■ Exercise aim ■
Rewrite the records from the start through the line with "code-editor: ⌘ B", changing "lightning-icon" to "bolt-icon" and keeping everything else as it is.

=== Exercise materials ===

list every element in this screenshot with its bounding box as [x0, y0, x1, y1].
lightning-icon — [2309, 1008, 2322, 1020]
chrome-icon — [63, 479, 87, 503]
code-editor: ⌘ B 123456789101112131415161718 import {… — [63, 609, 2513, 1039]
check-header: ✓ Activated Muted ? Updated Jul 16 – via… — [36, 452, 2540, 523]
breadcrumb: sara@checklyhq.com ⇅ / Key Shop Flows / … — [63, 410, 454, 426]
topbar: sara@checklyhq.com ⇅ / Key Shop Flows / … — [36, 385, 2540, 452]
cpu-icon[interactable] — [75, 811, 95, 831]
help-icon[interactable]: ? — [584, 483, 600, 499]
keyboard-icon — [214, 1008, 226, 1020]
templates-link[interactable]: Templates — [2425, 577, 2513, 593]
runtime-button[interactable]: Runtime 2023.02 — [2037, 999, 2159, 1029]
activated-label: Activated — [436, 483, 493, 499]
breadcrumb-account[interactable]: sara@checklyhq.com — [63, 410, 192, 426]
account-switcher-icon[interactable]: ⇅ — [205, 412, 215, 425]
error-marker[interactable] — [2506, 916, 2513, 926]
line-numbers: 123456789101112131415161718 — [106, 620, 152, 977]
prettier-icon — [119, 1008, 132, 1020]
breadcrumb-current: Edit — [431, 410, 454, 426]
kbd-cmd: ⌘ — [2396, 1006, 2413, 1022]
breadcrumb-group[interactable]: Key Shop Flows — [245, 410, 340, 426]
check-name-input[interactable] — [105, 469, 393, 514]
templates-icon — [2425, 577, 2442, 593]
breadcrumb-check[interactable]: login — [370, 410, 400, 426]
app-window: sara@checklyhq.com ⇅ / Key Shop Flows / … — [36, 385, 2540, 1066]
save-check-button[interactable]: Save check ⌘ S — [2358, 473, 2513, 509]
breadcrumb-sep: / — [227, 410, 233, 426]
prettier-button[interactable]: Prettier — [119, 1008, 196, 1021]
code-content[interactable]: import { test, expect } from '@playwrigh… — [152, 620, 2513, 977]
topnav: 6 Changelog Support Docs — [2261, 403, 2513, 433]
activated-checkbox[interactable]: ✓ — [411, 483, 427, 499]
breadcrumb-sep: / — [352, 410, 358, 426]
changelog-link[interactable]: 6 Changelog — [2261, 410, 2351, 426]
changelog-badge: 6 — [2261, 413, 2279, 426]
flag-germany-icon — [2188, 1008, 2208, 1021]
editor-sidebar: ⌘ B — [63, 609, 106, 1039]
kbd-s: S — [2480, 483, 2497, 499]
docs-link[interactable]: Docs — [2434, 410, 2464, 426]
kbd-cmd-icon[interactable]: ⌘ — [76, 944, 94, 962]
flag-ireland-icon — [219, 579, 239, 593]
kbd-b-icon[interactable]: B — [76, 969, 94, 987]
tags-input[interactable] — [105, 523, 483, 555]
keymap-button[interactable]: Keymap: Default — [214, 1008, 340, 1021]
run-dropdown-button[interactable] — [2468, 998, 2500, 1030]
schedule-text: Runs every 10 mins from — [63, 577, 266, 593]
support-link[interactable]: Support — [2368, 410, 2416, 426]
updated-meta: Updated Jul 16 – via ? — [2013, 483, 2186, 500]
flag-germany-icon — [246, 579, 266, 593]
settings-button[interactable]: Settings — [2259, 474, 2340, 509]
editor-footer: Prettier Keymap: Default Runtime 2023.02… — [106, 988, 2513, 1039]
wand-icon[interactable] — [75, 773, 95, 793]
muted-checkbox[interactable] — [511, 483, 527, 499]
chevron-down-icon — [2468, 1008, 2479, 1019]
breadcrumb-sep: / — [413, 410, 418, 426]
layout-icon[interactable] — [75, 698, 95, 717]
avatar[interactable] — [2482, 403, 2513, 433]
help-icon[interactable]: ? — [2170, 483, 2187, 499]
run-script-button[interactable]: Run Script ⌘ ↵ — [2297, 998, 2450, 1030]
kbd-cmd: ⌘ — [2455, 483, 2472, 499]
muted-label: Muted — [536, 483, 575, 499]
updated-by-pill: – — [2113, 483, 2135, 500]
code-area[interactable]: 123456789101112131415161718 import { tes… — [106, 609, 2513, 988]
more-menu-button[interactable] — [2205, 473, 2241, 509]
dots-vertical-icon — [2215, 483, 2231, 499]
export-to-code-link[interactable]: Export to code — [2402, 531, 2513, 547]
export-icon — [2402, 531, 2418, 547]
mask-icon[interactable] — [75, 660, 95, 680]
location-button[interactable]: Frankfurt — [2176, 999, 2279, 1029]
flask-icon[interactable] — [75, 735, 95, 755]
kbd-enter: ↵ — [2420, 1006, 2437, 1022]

===

■ Completed exercise ■
list every element in this screenshot with its bounding box as [x0, y0, x1, y1].
bolt-icon — [2309, 1008, 2322, 1020]
chrome-icon — [63, 479, 87, 503]
code-editor: ⌘ B 123456789101112131415161718 import {… — [63, 609, 2513, 1039]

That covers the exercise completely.